> **What you need to do**
(1) Copy the patent figure listing word for word, leaving the pictures out.
(2) Carry on the passage about censorship of the mainland editions, starting from its last sentence.

> **Document text**

The result is a strangely unenthusiastic form of censorship. In one section of “Country Driving,” I describe in detail the Party’s manipulation of a village election, but none of this material was removed or changed. Probably the most negative thing that I have ever written about China is the final section of that book, which describes a small industrial city called Lishui. In the factory town, I observed bosses hiring underage workers, violating safety laws, damaging the environment, and encountering official corruption; in one scene, I describe witnessing government tax officials shake down two entrepreneurs for a bribe. All of that was left intact in the mainland version. Of the section’s hundred and forty-five pages, only nine words were removed, a background reference to opposition to the Party. The rest of the book was cut in three places: two references to Falun Gong and a long scene in which a drunk Mongolian tour guide tells me that Genghis Khan, like Hitler and Osama bin Laden, was a great man, and that the Chinese have no right to claim him for their history.

The censorship of “River Town” seems even more capricious. The attack by the mob, a discussion of the flawed Three Gorges Dam, scenes that show the ignorance of college Party officials—none of that was altered or removed. The longest cut in the book consists of a conversation between me and one of my Chinese tutors, in which we mention Li Peng, the former Premier, who was orphaned as a child. In the scene, I offend my tutor by mistakenly using the word “bastard” instead of “orphan.”

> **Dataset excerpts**
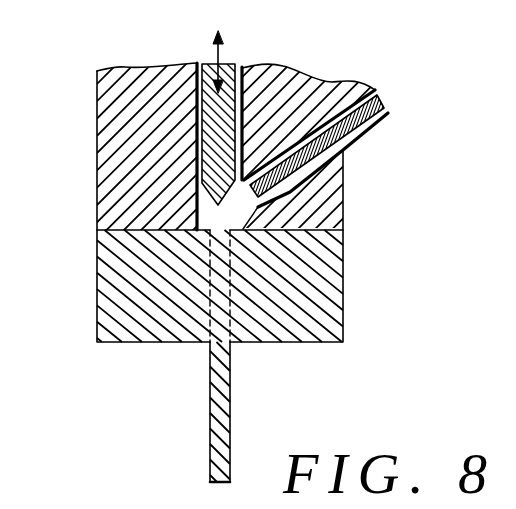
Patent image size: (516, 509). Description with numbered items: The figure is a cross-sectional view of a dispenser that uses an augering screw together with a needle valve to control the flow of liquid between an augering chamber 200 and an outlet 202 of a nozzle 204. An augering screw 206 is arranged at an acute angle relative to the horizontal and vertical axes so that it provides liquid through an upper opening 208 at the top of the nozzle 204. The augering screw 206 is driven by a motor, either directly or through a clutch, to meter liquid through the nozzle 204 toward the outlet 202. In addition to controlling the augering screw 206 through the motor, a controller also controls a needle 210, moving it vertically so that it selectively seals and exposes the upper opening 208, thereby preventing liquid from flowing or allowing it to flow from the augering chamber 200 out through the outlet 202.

The augering chamber 200 is at (371, 84).
The outlet 202 is at (219, 483).
The nozzle 204 is at (345, 292).
The augering screw 206 is at (382, 98).
The upper opening 208 is at (215, 226).
The needle 210 is at (232, 66).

> **Task-by-task outputs**
(1)
Patent image size: (516, 509). Description with numbered items: The figure is a cross-sectional view of a dispenser that uses an augering screw together with a needle valve to control the flow of liquid between an augering chamber 200 and an outlet 202 of a nozzle 204. An augering screw 206 is arranged at an acute angle relative to the horizontal and vertical axes so that it provides liquid through an upper opening 208 at the top of the nozzle 204. The augering screw 206 is driven by a motor, either directly or through a clutch, to meter liquid through the nozzle 204 toward the outlet 202. In addition to controlling the augering screw 206 through the motor, a controller also controls a needle 210, moving it vertically so that it selectively seals and exposes the upper opening 208, thereby preventing liquid from flowing or allowing it to flow from the augering chamber 200 out through the outlet 202.

The augering chamber 200 is at (371, 84).
The outlet 202 is at (219, 483).
The nozzle 204 is at (345, 292).
The augering screw 206 is at (382, 98).
The upper opening 208 is at (215, 226).
The needle 210 is at (232, 66).

(2)
Zhang told me that he had wanted to leave the scene alone, but it was too risky for the name Li Peng to be connected to “bastard,” even if the point was to show a foreigner’s clumsiness with Chinese. This is one trend of the censorship: criticism of local officials and Party activities is fine, but certain high-profile national figures are off limits. References to Falun Gong are almost always removed. The Tiananmen Square massacre is usually called “an incident” or “a revolt.” Material about Tibet or Xinjiang tends to get cut. Zhang explained that he hadn’t censored the description of the Mongolian tour guide, but the head of the publishing company removed it as a precaution. “Country Driving” was the publisher’s first foreign book about China, and it didn’t want somebody in the government to read the words of the drunk Mongolian and think about Tibet.

Zhang said that he had been particularly anxious while preparing that first book—he compared it to walking a tightrope. But, after the book appeared, it established a baseline. “Thanks to the initial success, now I am more confident and skillful in dealing with the sensitive material,” Zhang wrote to me. And the cuts grew fewer with each book. In “Country Driving,” the publisher removed a total of five pages of material out of four hundred; a year later, only two pages were taken out of “River Town.” The following year, the publisher cut just twenty sentences from “Strange Stones,” a collection of magazine articles.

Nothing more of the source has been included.